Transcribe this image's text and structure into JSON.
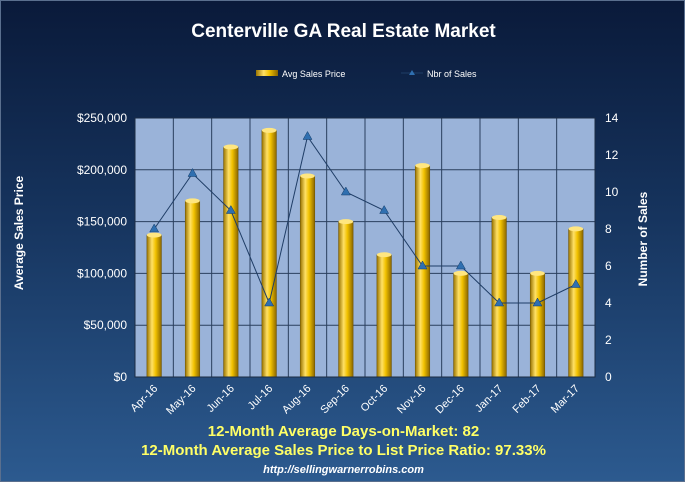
{
  "title": "Centerville GA Real Estate Market",
  "legend": {
    "bars_label": "Avg Sales Price",
    "line_label": "Nbr of Sales"
  },
  "stats": {
    "days_on_market": "12-Month Average Days-on-Market: 82",
    "price_ratio": "12-Month Average Sales Price to List Price Ratio: 97.33%"
  },
  "footer_url": "http://sellingwarnerrobins.com",
  "colors": {
    "bar": "#e6b400",
    "line": "#1f3d66",
    "marker": "#2f6fb0",
    "plot_bg": "#9ab3d9"
  },
  "chart_data": {
    "type": "bar",
    "title": "Centerville GA Real Estate Market",
    "categories": [
      "Apr-16",
      "May-16",
      "Jun-16",
      "Jul-16",
      "Aug-16",
      "Sep-16",
      "Oct-16",
      "Nov-16",
      "Dec-16",
      "Jan-17",
      "Feb-17",
      "Mar-17"
    ],
    "series": [
      {
        "name": "Avg Sales Price",
        "kind": "bar",
        "axis": "left",
        "values": [
          137000,
          170000,
          222000,
          238000,
          194000,
          150000,
          118000,
          204000,
          100000,
          154000,
          100000,
          143000
        ]
      },
      {
        "name": "Nbr of Sales",
        "kind": "line",
        "axis": "right",
        "values": [
          8,
          11,
          9,
          4,
          13,
          10,
          9,
          6,
          6,
          4,
          4,
          5
        ]
      }
    ],
    "ylabel": "Average Sales Price",
    "y2label": "Number of Sales",
    "ylim": [
      0,
      250000
    ],
    "y2lim": [
      0,
      14
    ],
    "yticks": [
      "$0",
      "$50,000",
      "$100,000",
      "$150,000",
      "$200,000",
      "$250,000"
    ],
    "y2ticks": [
      "0",
      "2",
      "4",
      "6",
      "8",
      "10",
      "12",
      "14"
    ],
    "grid": true,
    "legend_position": "top"
  }
}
________________
The records above are to be restated exactly, without their pictures.

FINAL ANSWER |
Transcribe this image's text and structure into JSON.
{
  "title": "Centerville GA Real Estate Market",
  "legend": {
    "bars_label": "Avg Sales Price",
    "line_label": "Nbr of Sales"
  },
  "stats": {
    "days_on_market": "12-Month Average Days-on-Market: 82",
    "price_ratio": "12-Month Average Sales Price to List Price Ratio: 97.33%"
  },
  "footer_url": "http://sellingwarnerrobins.com",
  "colors": {
    "bar": "#e6b400",
    "line": "#1f3d66",
    "marker": "#2f6fb0",
    "plot_bg": "#9ab3d9"
  },
  "chart_data": {
    "type": "bar",
    "title": "Centerville GA Real Estate Market",
    "categories": [
      "Apr-16",
      "May-16",
      "Jun-16",
      "Jul-16",
      "Aug-16",
      "Sep-16",
      "Oct-16",
      "Nov-16",
      "Dec-16",
      "Jan-17",
      "Feb-17",
      "Mar-17"
    ],
    "series": [
      {
        "name": "Avg Sales Price",
        "kind": "bar",
        "axis": "left",
        "values": [
          137000,
          170000,
          222000,
          238000,
          194000,
          150000,
          118000,
          204000,
          100000,
          154000,
          100000,
          143000
        ]
      },
      {
        "name": "Nbr of Sales",
        "kind": "line",
        "axis": "right",
        "values": [
          8,
          11,
          9,
          4,
          13,
          10,
          9,
          6,
          6,
          4,
          4,
          5
        ]
      }
    ],
    "ylabel": "Average Sales Price",
    "y2label": "Number of Sales",
    "ylim": [
      0,
      250000
    ],
    "y2lim": [
      0,
      14
    ],
    "yticks": [
      "$0",
      "$50,000",
      "$100,000",
      "$150,000",
      "$200,000",
      "$250,000"
    ],
    "y2ticks": [
      "0",
      "2",
      "4",
      "6",
      "8",
      "10",
      "12",
      "14"
    ],
    "grid": true,
    "legend_position": "top"
  }
}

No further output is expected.